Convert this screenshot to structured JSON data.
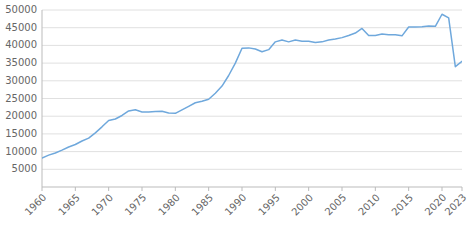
{
  "chart_data": {
    "type": "line",
    "x": [
      1960,
      1961,
      1962,
      1963,
      1964,
      1965,
      1966,
      1967,
      1968,
      1969,
      1970,
      1971,
      1972,
      1973,
      1974,
      1975,
      1976,
      1977,
      1978,
      1979,
      1980,
      1981,
      1982,
      1983,
      1984,
      1985,
      1986,
      1987,
      1988,
      1989,
      1990,
      1991,
      1992,
      1993,
      1994,
      1995,
      1996,
      1997,
      1998,
      1999,
      2000,
      2001,
      2002,
      2003,
      2004,
      2005,
      2006,
      2007,
      2008,
      2009,
      2010,
      2011,
      2012,
      2013,
      2014,
      2015,
      2016,
      2017,
      2018,
      2019,
      2020,
      2021,
      2022,
      2023
    ],
    "values": [
      8200,
      9000,
      9600,
      10400,
      11300,
      12000,
      13000,
      13800,
      15300,
      17000,
      18800,
      19200,
      20200,
      21500,
      21800,
      21200,
      21200,
      21300,
      21400,
      20900,
      20800,
      21800,
      22800,
      23800,
      24200,
      24800,
      26500,
      28500,
      31500,
      35000,
      39200,
      39300,
      39000,
      38200,
      38800,
      41000,
      41500,
      41000,
      41500,
      41200,
      41200,
      40800,
      41000,
      41500,
      41800,
      42200,
      42800,
      43500,
      44800,
      42800,
      42800,
      43200,
      43000,
      43000,
      42700,
      45200,
      45200,
      45300,
      45500,
      45400,
      48800,
      47800,
      34000,
      35500
    ],
    "color": "#6fa8dc",
    "xlim": [
      1960,
      2023
    ],
    "ylim": [
      0,
      50000
    ],
    "xticks": [
      1960,
      1965,
      1970,
      1975,
      1980,
      1985,
      1990,
      1995,
      2000,
      2005,
      2010,
      2015,
      2020,
      2023
    ],
    "yticks": [
      5000,
      10000,
      15000,
      20000,
      25000,
      30000,
      35000,
      40000,
      45000,
      50000
    ],
    "grid": true
  }
}
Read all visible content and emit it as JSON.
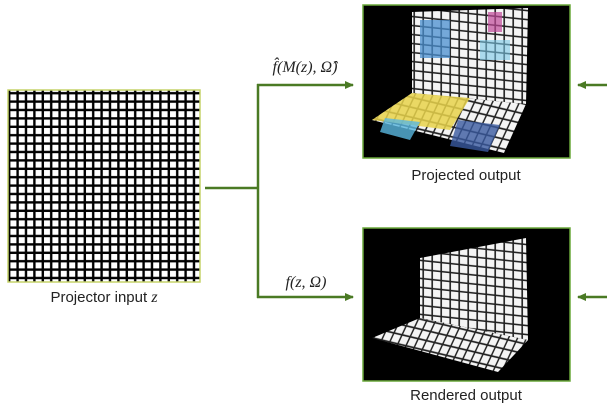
{
  "input": {
    "label": "Projector input",
    "variable": "z"
  },
  "projected": {
    "label": "Projected output",
    "edge": "f̂(M(z), Ω̂)"
  },
  "rendered": {
    "label": "Rendered output",
    "edge": "f(z, Ω)"
  }
}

——

[DIRECTION] Quote every record above exactly, leaving out the pictures.

[OUTPUT FOR THIS TASK]
Convert this screenshot to structured JSON data.
{
  "chart_data": {
    "type": "line",
    "x": [
      1960,
      1961,
      1962,
      1963,
      1964,
      1965,
      1966,
      1967,
      1968,
      1969,
      1970,
      1971,
      1972,
      1973,
      1974,
      1975,
      1976,
      1977,
      1978,
      1979,
      1980,
      1981,
      1982,
      1983,
      1984,
      1985,
      1986,
      1987,
      1988,
      1989,
      1990,
      1991,
      1992,
      1993,
      1994,
      1995,
      1996,
      1997,
      1998,
      1999,
      2000,
      2001,
      2002,
      2003,
      2004,
      2005,
      2006,
      2007,
      2008,
      2009,
      2010,
      2011,
      2012,
      2013,
      2014,
      2015,
      2016,
      2017,
      2018,
      2019,
      2020,
      2021,
      2022,
      2023
    ],
    "values": [
      8200,
      9000,
      9600,
      10400,
      11300,
      12000,
      13000,
      13800,
      15300,
      17000,
      18800,
      19200,
      20200,
      21500,
      21800,
      21200,
      21200,
      21300,
      21400,
      20900,
      20800,
      21800,
      22800,
      23800,
      24200,
      24800,
      26500,
      28500,
      31500,
      35000,
      39200,
      39300,
      39000,
      38200,
      38800,
      41000,
      41500,
      41000,
      41500,
      41200,
      41200,
      40800,
      41000,
      41500,
      41800,
      42200,
      42800,
      43500,
      44800,
      42800,
      42800,
      43200,
      43000,
      43000,
      42700,
      45200,
      45200,
      45300,
      45500,
      45400,
      48800,
      47800,
      34000,
      35500
    ],
    "color": "#6fa8dc",
    "xlim": [
      1960,
      2023
    ],
    "ylim": [
      0,
      50000
    ],
    "xticks": [
      1960,
      1965,
      1970,
      1975,
      1980,
      1985,
      1990,
      1995,
      2000,
      2005,
      2010,
      2015,
      2020,
      2023
    ],
    "yticks": [
      5000,
      10000,
      15000,
      20000,
      25000,
      30000,
      35000,
      40000,
      45000,
      50000
    ],
    "grid": true
  }
}
Read all visible content and emit it as JSON.
{
  "input": {
    "label": "Projector input",
    "variable": "z"
  },
  "projected": {
    "label": "Projected output",
    "edge": "f̂(M(z), Ω̂)"
  },
  "rendered": {
    "label": "Rendered output",
    "edge": "f(z, Ω)"
  }
}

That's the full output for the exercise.